==== Dataset rows ====
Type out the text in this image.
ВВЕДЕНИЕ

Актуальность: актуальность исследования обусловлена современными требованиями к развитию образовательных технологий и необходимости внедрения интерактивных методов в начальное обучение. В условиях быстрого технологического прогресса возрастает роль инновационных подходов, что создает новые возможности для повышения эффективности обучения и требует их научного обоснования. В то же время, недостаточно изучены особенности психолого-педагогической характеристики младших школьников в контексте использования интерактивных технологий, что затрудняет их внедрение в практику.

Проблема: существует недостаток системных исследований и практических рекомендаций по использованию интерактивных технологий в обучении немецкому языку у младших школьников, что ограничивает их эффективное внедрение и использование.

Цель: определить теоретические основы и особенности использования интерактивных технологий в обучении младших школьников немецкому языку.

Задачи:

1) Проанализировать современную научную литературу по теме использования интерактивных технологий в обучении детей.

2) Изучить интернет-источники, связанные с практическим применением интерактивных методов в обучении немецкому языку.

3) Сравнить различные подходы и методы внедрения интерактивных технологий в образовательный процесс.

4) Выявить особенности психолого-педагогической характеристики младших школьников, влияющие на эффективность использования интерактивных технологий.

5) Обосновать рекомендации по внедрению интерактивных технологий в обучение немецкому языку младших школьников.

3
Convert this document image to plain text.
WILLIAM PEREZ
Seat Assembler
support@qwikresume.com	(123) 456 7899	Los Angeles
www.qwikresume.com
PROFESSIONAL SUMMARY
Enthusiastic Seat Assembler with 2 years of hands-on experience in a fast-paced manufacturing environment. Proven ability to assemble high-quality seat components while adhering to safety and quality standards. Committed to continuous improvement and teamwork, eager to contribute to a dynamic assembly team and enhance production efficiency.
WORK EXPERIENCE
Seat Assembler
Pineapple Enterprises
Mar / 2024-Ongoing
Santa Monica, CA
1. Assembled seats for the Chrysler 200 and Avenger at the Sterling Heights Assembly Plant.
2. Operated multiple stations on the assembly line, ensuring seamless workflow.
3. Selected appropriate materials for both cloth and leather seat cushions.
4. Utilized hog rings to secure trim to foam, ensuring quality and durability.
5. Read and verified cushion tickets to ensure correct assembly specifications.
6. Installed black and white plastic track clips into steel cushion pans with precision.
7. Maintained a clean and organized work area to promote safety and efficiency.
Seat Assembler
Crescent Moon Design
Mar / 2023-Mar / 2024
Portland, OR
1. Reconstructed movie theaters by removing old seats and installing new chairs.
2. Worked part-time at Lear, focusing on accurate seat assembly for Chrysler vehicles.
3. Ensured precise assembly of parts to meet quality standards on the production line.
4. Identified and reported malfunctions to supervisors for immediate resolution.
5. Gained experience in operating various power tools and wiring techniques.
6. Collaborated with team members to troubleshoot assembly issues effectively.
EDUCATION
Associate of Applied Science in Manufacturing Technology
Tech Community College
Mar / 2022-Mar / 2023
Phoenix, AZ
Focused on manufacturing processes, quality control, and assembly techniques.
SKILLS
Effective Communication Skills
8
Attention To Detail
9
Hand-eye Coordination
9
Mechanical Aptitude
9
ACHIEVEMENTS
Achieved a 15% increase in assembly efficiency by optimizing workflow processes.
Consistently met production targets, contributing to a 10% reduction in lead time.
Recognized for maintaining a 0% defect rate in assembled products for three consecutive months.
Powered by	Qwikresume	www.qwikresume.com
====
*What the task asks*
Give the number of lines in the listing above that hold the string "image", with nothing else.

*Solution*
2